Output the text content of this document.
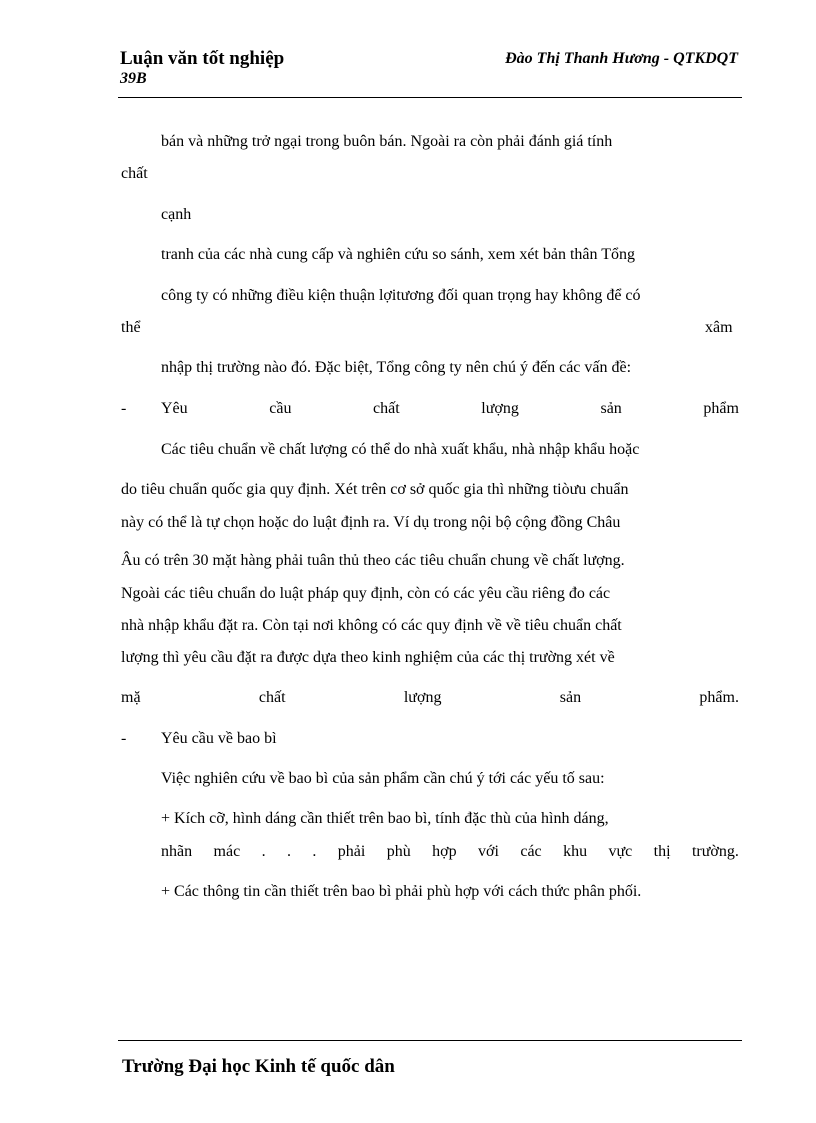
Luận văn tốt nghiệp
39B
Đào Thị Thanh Hương - QTKDQT
bán và những trở ngại trong buôn bán. Ngoài ra còn phải đánh giá tính
chất
cạnh
tranh của các nhà cung cấp và nghiên cứu so sánh, xem xét bản thân Tổng
công ty có những điều kiện thuận lợitương đối quan trọng hay không để có
thể	xâm
nhập thị trường nào đó. Đặc biệt, Tổng công ty nên chú ý đến các vấn đề:
- Yêu	cầu	chất	lượng	sản	phẩm
Các tiêu chuẩn về chất lượng có thể do nhà xuất khẩu, nhà nhập khẩu hoặc
do tiêu chuẩn quốc gia quy định. Xét trên cơ sở quốc gia thì những tiòưu chuẩn
này có thể là tự chọn hoặc do luật định ra. Ví dụ trong nội bộ cộng đồng Châu
Âu có trên 30 mặt hàng phải tuân thủ theo các tiêu chuẩn chung về chất lượng.
Ngoài các tiêu chuẩn do luật pháp quy định, còn có các yêu cầu riêng đo các
nhà nhập khẩu đặt ra. Còn tại nơi không có các quy định về về tiêu chuẩn chất
lượng thì yêu cầu đặt ra được dựa theo kinh nghiệm của các thị trường xét về
mặ	chất	lượng	sản	phẩm.
- Yêu cầu về bao bì
Việc nghiên cứu về bao bì của sản phẩm cần chú ý tới các yếu tố sau:
+ Kích cỡ, hình dáng cần thiết trên bao bì, tính đặc thù của hình dáng,
nhãn mác . . . phải phù hợp với các khu vực thị trường.
+ Các thông tin cần thiết trên bao bì phải phù hợp với cách thức phân phối.
Trường Đại học Kinh tế quốc dân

^^^^^^^^

Give the material again exactly as it is, but keep the pictures out.

**RESULT OF THIS TASK:**
Output the text content of this document.
Luận văn tốt nghiệp
39B
Đào Thị Thanh Hương - QTKDQT
bán và những trở ngại trong buôn bán. Ngoài ra còn phải đánh giá tính
chất
cạnh
tranh của các nhà cung cấp và nghiên cứu so sánh, xem xét bản thân Tổng
công ty có những điều kiện thuận lợitương đối quan trọng hay không để có
thể	xâm
nhập thị trường nào đó. Đặc biệt, Tổng công ty nên chú ý đến các vấn đề:
- Yêu	cầu	chất	lượng	sản	phẩm
Các tiêu chuẩn về chất lượng có thể do nhà xuất khẩu, nhà nhập khẩu hoặc
do tiêu chuẩn quốc gia quy định. Xét trên cơ sở quốc gia thì những tiòưu chuẩn
này có thể là tự chọn hoặc do luật định ra. Ví dụ trong nội bộ cộng đồng Châu
Âu có trên 30 mặt hàng phải tuân thủ theo các tiêu chuẩn chung về chất lượng.
Ngoài các tiêu chuẩn do luật pháp quy định, còn có các yêu cầu riêng đo các
nhà nhập khẩu đặt ra. Còn tại nơi không có các quy định về về tiêu chuẩn chất
lượng thì yêu cầu đặt ra được dựa theo kinh nghiệm của các thị trường xét về
mặ	chất	lượng	sản	phẩm.
- Yêu cầu về bao bì
Việc nghiên cứu về bao bì của sản phẩm cần chú ý tới các yếu tố sau:
+ Kích cỡ, hình dáng cần thiết trên bao bì, tính đặc thù của hình dáng,
nhãn mác . . . phải phù hợp với các khu vực thị trường.
+ Các thông tin cần thiết trên bao bì phải phù hợp với cách thức phân phối.
Trường Đại học Kinh tế quốc dân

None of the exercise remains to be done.